Items from a data source
=-=-=

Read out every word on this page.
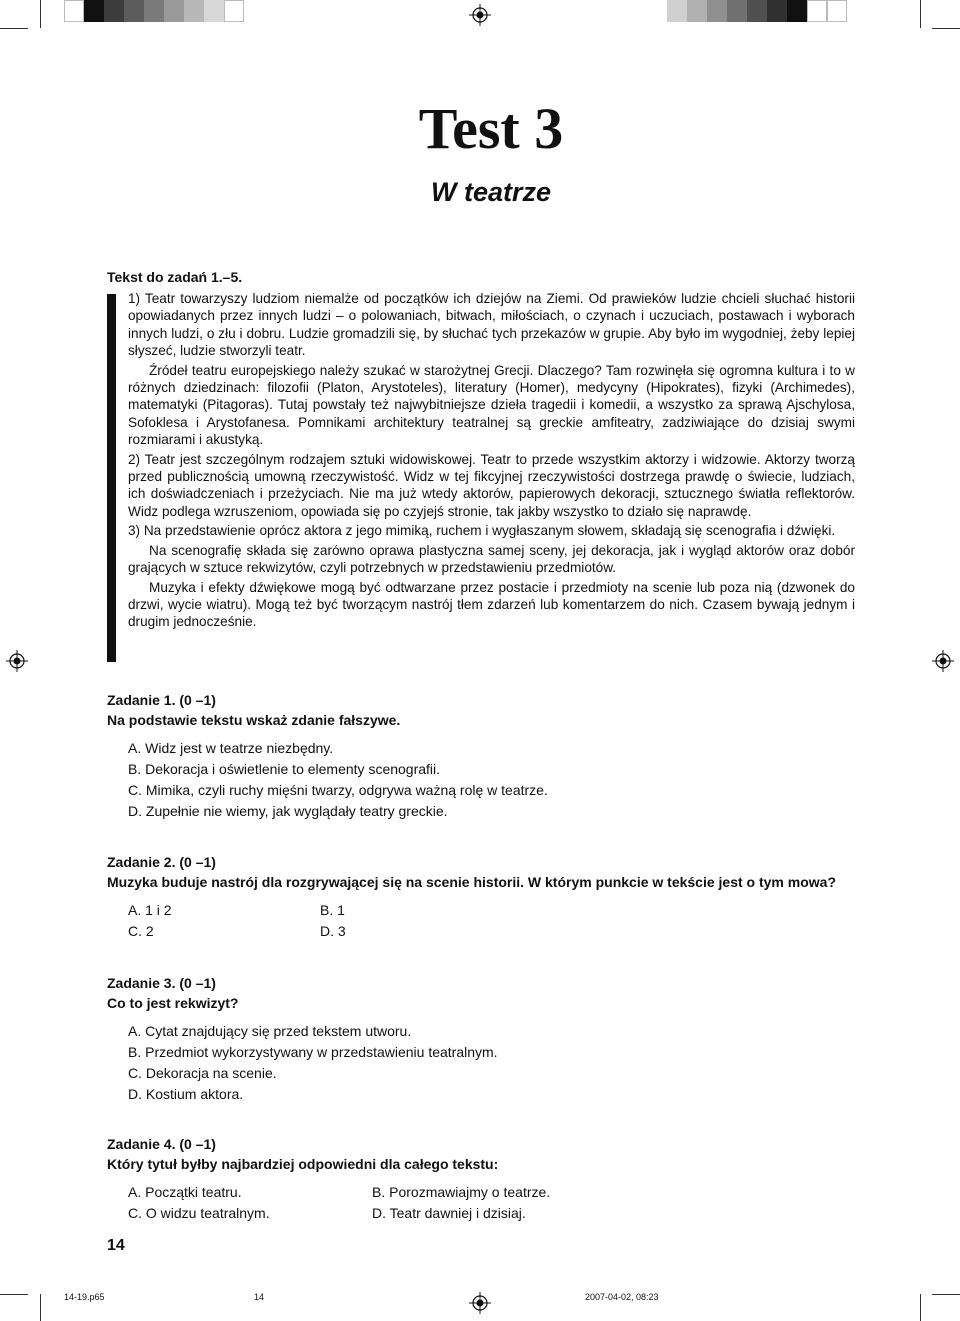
Test 3
W teatrze

Tekst do zadań 1.–5.

1) Teatr towarzyszy ludziom niemalże od początków ich dziejów na Ziemi. Od prawieków ludzie chcieli słuchać historii opowiadanych przez innych ludzi – o polowaniach, bitwach, miłościach, o czynach i uczuciach, postawach i wyborach innych ludzi, o złu i dobru. Ludzie gromadzili się, by słuchać tych przekazów w grupie. Aby było im wygodniej, żeby lepiej słyszeć, ludzie stworzyli teatr.

Źródeł teatru europejskiego należy szukać w starożytnej Grecji. Dlaczego? Tam rozwinęła się ogromna kultura i to w różnych dziedzinach: filozofii (Platon, Arystoteles), literatury (Homer), medycyny (Hipokrates), fizyki (Archimedes), matematyki (Pitagoras). Tutaj powstały też najwybitniejsze dzieła tragedii i komedii, a wszystko za sprawą Ajschylosa, Sofoklesa i Arystofanesa. Pomnikami architektury teatralnej są greckie amfiteatry, zadziwiające do dzisiaj swymi rozmiarami i akustyką.

2) Teatr jest szczególnym rodzajem sztuki widowiskowej. Teatr to przede wszystkim aktorzy i widzowie. Aktorzy tworzą przed publicznością umowną rzeczywistość. Widz w tej fikcyjnej rzeczywistości dostrzega prawdę o świecie, ludziach, ich doświadczeniach i przeżyciach. Nie ma już wtedy aktorów, papierowych dekoracji, sztucznego światła reflektorów. Widz podlega wzruszeniom, opowiada się po czyjejś stronie, tak jakby wszystko to działo się naprawdę.

3) Na przedstawienie oprócz aktora z jego mimiką, ruchem i wygłaszanym słowem, składają się scenografia i dźwięki.

Na scenografię składa się zarówno oprawa plastyczna samej sceny, jej dekoracja, jak i wygląd aktorów oraz dobór grających w sztuce rekwizytów, czyli potrzebnych w przedstawieniu przedmiotów.

Muzyka i efekty dźwiękowe mogą być odtwarzane przez postacie i przedmioty na scenie lub poza nią (dzwonek do drzwi, wycie wiatru). Mogą też być tworzącym nastrój tłem zdarzeń lub komentarzem do nich. Czasem bywają jednym i drugim jednocześnie.

Zadanie 1. (0 –1)

Na podstawie tekstu wskaż zdanie fałszywe.

A. Widz jest w teatrze niezbędny.
B. Dekoracja i oświetlenie to elementy scenografii.
C. Mimika, czyli ruchy mięśni twarzy, odgrywa ważną rolę w teatrze.
D. Zupełnie nie wiemy, jak wyglądały teatry greckie.

Zadanie 2. (0 –1)

Muzyka buduje nastrój dla rozgrywającej się na scenie historii. W którym punkcie w tekście jest o tym mowa?

A. 1 i 2	B. 1
C. 2	D. 3

Zadanie 3. (0 –1)

Co to jest rekwizyt?

A. Cytat znajdujący się przed tekstem utworu.
B. Przedmiot wykorzystywany w przedstawieniu teatralnym.
C. Dekoracja na scenie.
D. Kostium aktora.

Zadanie 4. (0 –1)

Który tytuł byłby najbardziej odpowiedni dla całego tekstu:

A. Początki teatru.	B. Porozmawiajmy o teatrze.
C. O widzu teatralnym.	D. Teatr dawniej i dzisiaj.

14

14-19.p65	14	2007-04-02, 08:23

=-=-=

* Short problem:
Reproduce each record above by retyping it exactly; omit all images.

* Output for this exercise:
Read out every word on this page.
Test 3
W teatrze

Tekst do zadań 1.–5.

1) Teatr towarzyszy ludziom niemalże od początków ich dziejów na Ziemi. Od prawieków ludzie chcieli słuchać historii opowiadanych przez innych ludzi – o polowaniach, bitwach, miłościach, o czynach i uczuciach, postawach i wyborach innych ludzi, o złu i dobru. Ludzie gromadzili się, by słuchać tych przekazów w grupie. Aby było im wygodniej, żeby lepiej słyszeć, ludzie stworzyli teatr.

Źródeł teatru europejskiego należy szukać w starożytnej Grecji. Dlaczego? Tam rozwinęła się ogromna kultura i to w różnych dziedzinach: filozofii (Platon, Arystoteles), literatury (Homer), medycyny (Hipokrates), fizyki (Archimedes), matematyki (Pitagoras). Tutaj powstały też najwybitniejsze dzieła tragedii i komedii, a wszystko za sprawą Ajschylosa, Sofoklesa i Arystofanesa. Pomnikami architektury teatralnej są greckie amfiteatry, zadziwiające do dzisiaj swymi rozmiarami i akustyką.

2) Teatr jest szczególnym rodzajem sztuki widowiskowej. Teatr to przede wszystkim aktorzy i widzowie. Aktorzy tworzą przed publicznością umowną rzeczywistość. Widz w tej fikcyjnej rzeczywistości dostrzega prawdę o świecie, ludziach, ich doświadczeniach i przeżyciach. Nie ma już wtedy aktorów, papierowych dekoracji, sztucznego światła reflektorów. Widz podlega wzruszeniom, opowiada się po czyjejś stronie, tak jakby wszystko to działo się naprawdę.

3) Na przedstawienie oprócz aktora z jego mimiką, ruchem i wygłaszanym słowem, składają się scenografia i dźwięki.

Na scenografię składa się zarówno oprawa plastyczna samej sceny, jej dekoracja, jak i wygląd aktorów oraz dobór grających w sztuce rekwizytów, czyli potrzebnych w przedstawieniu przedmiotów.

Muzyka i efekty dźwiękowe mogą być odtwarzane przez postacie i przedmioty na scenie lub poza nią (dzwonek do drzwi, wycie wiatru). Mogą też być tworzącym nastrój tłem zdarzeń lub komentarzem do nich. Czasem bywają jednym i drugim jednocześnie.

Zadanie 1. (0 –1)

Na podstawie tekstu wskaż zdanie fałszywe.

A. Widz jest w teatrze niezbędny.
B. Dekoracja i oświetlenie to elementy scenografii.
C. Mimika, czyli ruchy mięśni twarzy, odgrywa ważną rolę w teatrze.
D. Zupełnie nie wiemy, jak wyglądały teatry greckie.

Zadanie 2. (0 –1)

Muzyka buduje nastrój dla rozgrywającej się na scenie historii. W którym punkcie w tekście jest o tym mowa?

A. 1 i 2	B. 1
C. 2	D. 3

Zadanie 3. (0 –1)

Co to jest rekwizyt?

A. Cytat znajdujący się przed tekstem utworu.
B. Przedmiot wykorzystywany w przedstawieniu teatralnym.
C. Dekoracja na scenie.
D. Kostium aktora.

Zadanie 4. (0 –1)

Który tytuł byłby najbardziej odpowiedni dla całego tekstu:

A. Początki teatru.	B. Porozmawiajmy o teatrze.
C. O widzu teatralnym.	D. Teatr dawniej i dzisiaj.

14

14-19.p65	14	2007-04-02, 08:23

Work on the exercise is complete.